Text segment:
....
Spring/Summer 2017

Overland Expo West, up the West Coast all the way to Inuvik, over Top of the World to Alaska!

Day 49 to 50: Canada! Cnoccarne B&B and Irish Wolfhounds 

June 9 and 10, 2017

Cnoccarne B&B

Mission, British Columbia

On June 9, we crossed in Canada at Sumas/Abbotsford – this is a smaller border crossing a bit east of the main Seattle/Vancouver corridor.  Usually a fairly quiet crossing but there was a Blue Jays game in Seattle so lots of Canadian baseball fans traveling south really had it blocked up southbound.  To simplify things we stored our rifle in a mini-storage in Sumas, ($12/month) just a few blocks from the border crossing.

We were staying at Cnoccarne B&B for the first couple of days after reaching Canada. We stopped at a few shops to buy groceries and wine in Abbotsford and then headed to Mission.

I’ve been Facebook friends with Emma Ross for several years now. She and I both have a passion for Irish Wolfhounds. Jon and I lost our last Irish Wolfhound in September, so I was excited to spend some time with her Irish Wolfhounds.

And she had five Irish Wolfhound puppies!

They are already so well behaved.

We stayed in our camper in her front parking area which included electricity, water and a picnic table.

It was great meeting her in real life. She was so welcoming. Her dogs are wonderful, too.

Typical adult Irish Wolfhound position

We had the opportunity to go on a walk with the puppies with some of the dogs following on the other side of a fence.

The first night we went out for dinner at The Historic Dewdney Pub with a few other local Irish Wolfhound owners. It was a pleasant evening following a rather long day.

The next day, Katy, another Irish Wolfhound owner, and her two dogs came over in the morning. It was great meeting her two dogs, too. We played with the puppies and Emma’s other Wolfhounds.

Jon and I worked on general maintenance and cleaning up the Fuso and camper. It is like owning a very small and quite complicated home. There are always things that need time and attention.
....
Image layout annotations:
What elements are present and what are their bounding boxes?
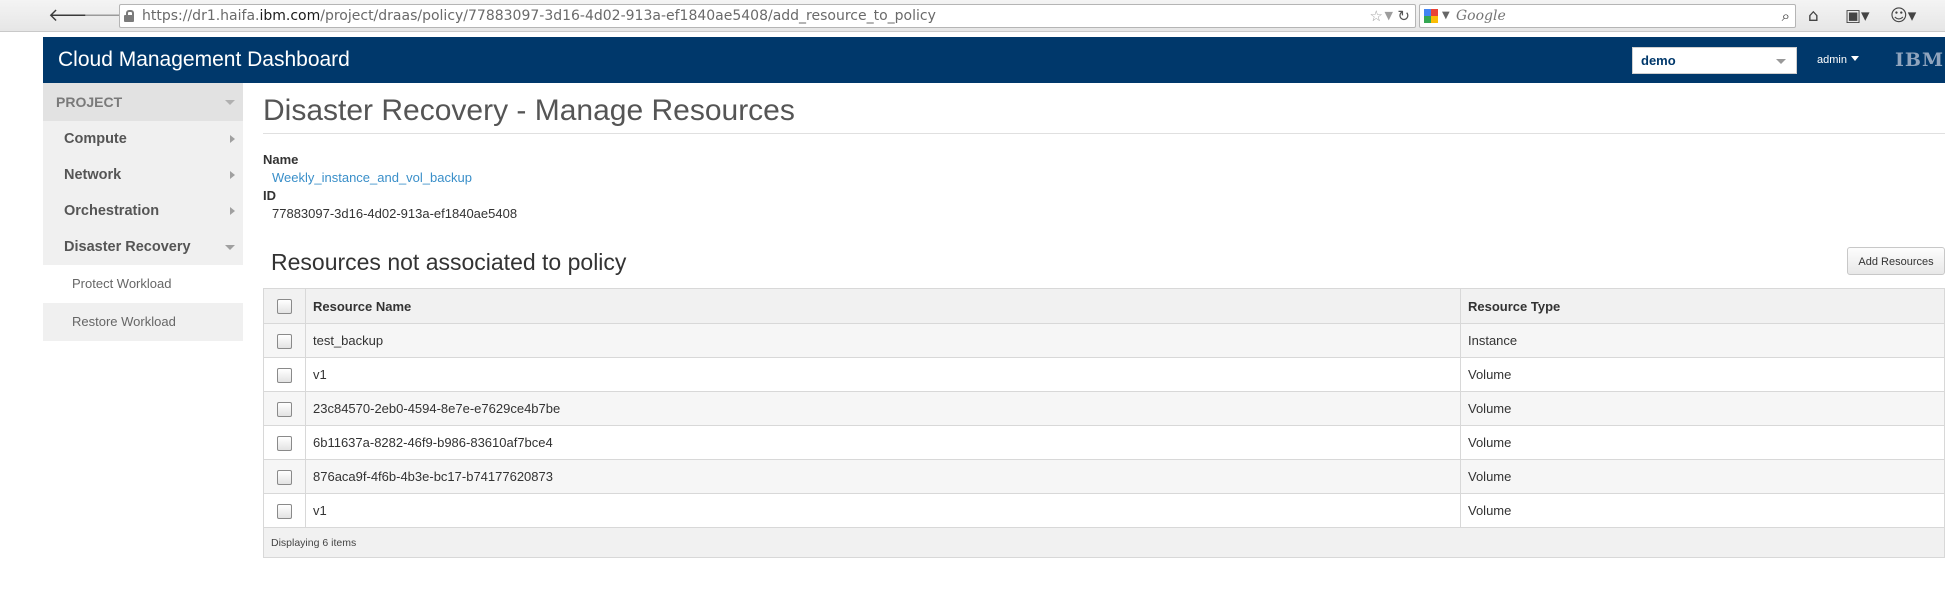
sidebar-item-label: Orchestration	[64, 203, 160, 219]
user-menu[interactable]: admin	[1817, 37, 1859, 83]
row-select-cell	[263, 493, 306, 528]
sidebar-item-compute[interactable]: Compute	[43, 121, 243, 157]
bookmarks-menu-icon[interactable]: ▣▾	[1845, 5, 1870, 27]
resource-type-cell: Instance	[1460, 323, 1945, 358]
row-select-cell	[263, 323, 306, 358]
policy-name-link[interactable]: Weekly_instance_and_vol_backup	[272, 170, 472, 185]
name-label: Name	[263, 152, 299, 167]
chevron-right-icon	[230, 171, 235, 179]
brand-title[interactable]: Cloud Management Dashboard	[58, 37, 350, 83]
sidebar-item-protect-workload[interactable]: Protect Workload	[43, 265, 243, 303]
resource-type-cell: Volume	[1460, 459, 1945, 494]
sidebar-item-orchestration[interactable]: Orchestration	[43, 193, 243, 229]
reload-icon[interactable]: ↻	[1397, 5, 1410, 27]
sidebar-item-label: Disaster Recovery	[64, 239, 191, 255]
url-text[interactable]: https://dr1.haifa.ibm.com/project/draas/…	[142, 5, 936, 27]
sidebar-item-disaster-recovery[interactable]: Disaster Recovery	[43, 229, 243, 265]
select-all-cell	[263, 288, 306, 324]
row-checkbox[interactable]	[277, 469, 292, 485]
addon-icon[interactable]: ☺▾	[1890, 5, 1916, 27]
home-icon[interactable]: ⌂	[1808, 5, 1819, 27]
column-header-resource-name[interactable]: Resource Name	[305, 288, 1461, 324]
resource-type-cell: Volume	[1460, 357, 1945, 392]
row-checkbox[interactable]	[277, 435, 292, 451]
sidebar-item-label: Restore Workload	[72, 314, 176, 329]
row-checkbox[interactable]	[277, 503, 292, 519]
id-label: ID	[263, 188, 276, 203]
sidebar-section-label: PROJECT	[56, 94, 123, 110]
google-engine-icon[interactable]	[1424, 9, 1438, 23]
chevron-right-icon	[230, 207, 235, 215]
engine-dropdown-icon[interactable]: ▼	[1442, 5, 1450, 27]
sidebar-item-label: Network	[64, 167, 122, 183]
search-box[interactable]: ▼ ⌕	[1419, 4, 1796, 28]
ibm-logo: IBM.	[1895, 49, 1945, 71]
row-select-cell	[263, 357, 306, 392]
row-select-cell	[263, 459, 306, 494]
chevron-down-icon	[225, 100, 235, 105]
table-row: v1 Volume	[263, 493, 1945, 528]
table-row: v1 Volume	[263, 357, 1945, 392]
table-header-row: Resource Name Resource Type	[263, 288, 1945, 324]
search-input[interactable]	[1456, 5, 1756, 27]
table-row: test_backup Instance	[263, 323, 1945, 358]
address-bar[interactable]: https://dr1.haifa.ibm.com/project/draas/…	[119, 4, 1416, 28]
sidebar-item-network[interactable]: Network	[43, 157, 243, 193]
row-checkbox[interactable]	[277, 401, 292, 417]
add-resources-button[interactable]: Add Resources	[1847, 247, 1945, 275]
sidebar: PROJECT Compute Network Orchestration Di…	[43, 83, 243, 341]
resource-name-cell: v1	[305, 493, 1461, 528]
select-all-checkbox[interactable]	[277, 299, 292, 315]
table-title: Resources not associated to policy	[271, 249, 627, 275]
table-row: 876aca9f-4f6b-4b3e-bc17-b74177620873 Vol…	[263, 459, 1945, 494]
row-select-cell	[263, 391, 306, 426]
user-name: admin	[1817, 54, 1847, 66]
forward-arrow-icon[interactable]: 🡒	[83, 5, 131, 27]
bookmark-star-icon[interactable]: ☆	[1370, 5, 1383, 27]
row-select-cell	[263, 425, 306, 460]
browser-toolbar: 🡐 🡒 https://dr1.haifa.ibm.com/project/dr…	[0, 0, 1945, 32]
lock-icon	[124, 10, 134, 22]
column-header-resource-type[interactable]: Resource Type	[1460, 288, 1945, 324]
resource-name-cell: 23c84570-2eb0-4594-8e7e-e7629ce4b7be	[305, 391, 1461, 426]
resource-name-cell: v1	[305, 357, 1461, 392]
resource-name-cell: 6b11637a-8282-46f9-b986-83610af7bce4	[305, 425, 1461, 460]
sidebar-section-project[interactable]: PROJECT	[43, 83, 243, 121]
project-select[interactable]: demo	[1632, 47, 1797, 74]
chevron-down-icon	[225, 245, 235, 250]
table-row: 6b11637a-8282-46f9-b986-83610af7bce4 Vol…	[263, 425, 1945, 460]
table-row: 23c84570-2eb0-4594-8e7e-e7629ce4b7be Vol…	[263, 391, 1945, 426]
search-icon[interactable]: ⌕	[1782, 5, 1790, 27]
sidebar-item-label: Compute	[64, 131, 127, 147]
policy-id-value: 77883097-3d16-4d02-913a-ef1840ae5408	[272, 206, 518, 221]
row-checkbox[interactable]	[277, 367, 292, 383]
items-count: Displaying 6 items	[263, 527, 1945, 558]
caret-down-icon	[1850, 56, 1859, 61]
page-header: Disaster Recovery - Manage Resources	[263, 83, 1945, 134]
back-arrow-icon[interactable]: 🡐	[48, 5, 96, 27]
sidebar-item-restore-workload[interactable]: Restore Workload	[43, 303, 243, 341]
top-header: Cloud Management Dashboard demo admin IB…	[43, 37, 1945, 83]
row-checkbox[interactable]	[277, 333, 292, 349]
sidebar-item-label: Protect Workload	[72, 276, 172, 291]
project-select-value: demo	[1641, 53, 1676, 68]
resource-type-cell: Volume	[1460, 425, 1945, 460]
chevron-down-icon	[1776, 59, 1786, 64]
resource-type-cell: Volume	[1460, 391, 1945, 426]
resources-table: Resource Name Resource Type test_backup …	[263, 288, 1945, 558]
history-dropdown-icon[interactable]: ▼	[1385, 5, 1393, 27]
chevron-right-icon	[230, 135, 235, 143]
resource-name-cell: test_backup	[305, 323, 1461, 358]
resource-name-cell: 876aca9f-4f6b-4b3e-bc17-b74177620873	[305, 459, 1461, 494]
page-title: Disaster Recovery - Manage Resources	[263, 94, 795, 127]
table-footer-row: Displaying 6 items	[263, 527, 1945, 558]
resource-type-cell: Volume	[1460, 493, 1945, 528]
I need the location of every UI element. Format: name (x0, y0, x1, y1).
....
Problem description: In the travel post, rewrite everything from "June 9 and 10, 2017" down to "the border crossing.", putting "storage unit" in place of "mini-storage".

The completed task:
June 9 and 10, 2017

Cnoccarne B&B

Mission, British Columbia

On June 9, we crossed in Canada at Sumas/Abbotsford – this is a smaller border crossing a bit east of the main Seattle/Vancouver corridor.  Usually a fairly quiet crossing but there was a Blue Jays game in Seattle so lots of Canadian baseball fans traveling south really had it blocked up southbound.  To simplify things we stored our rifle in a storage unit in Sumas, ($12/month) just a few blocks from the border crossing.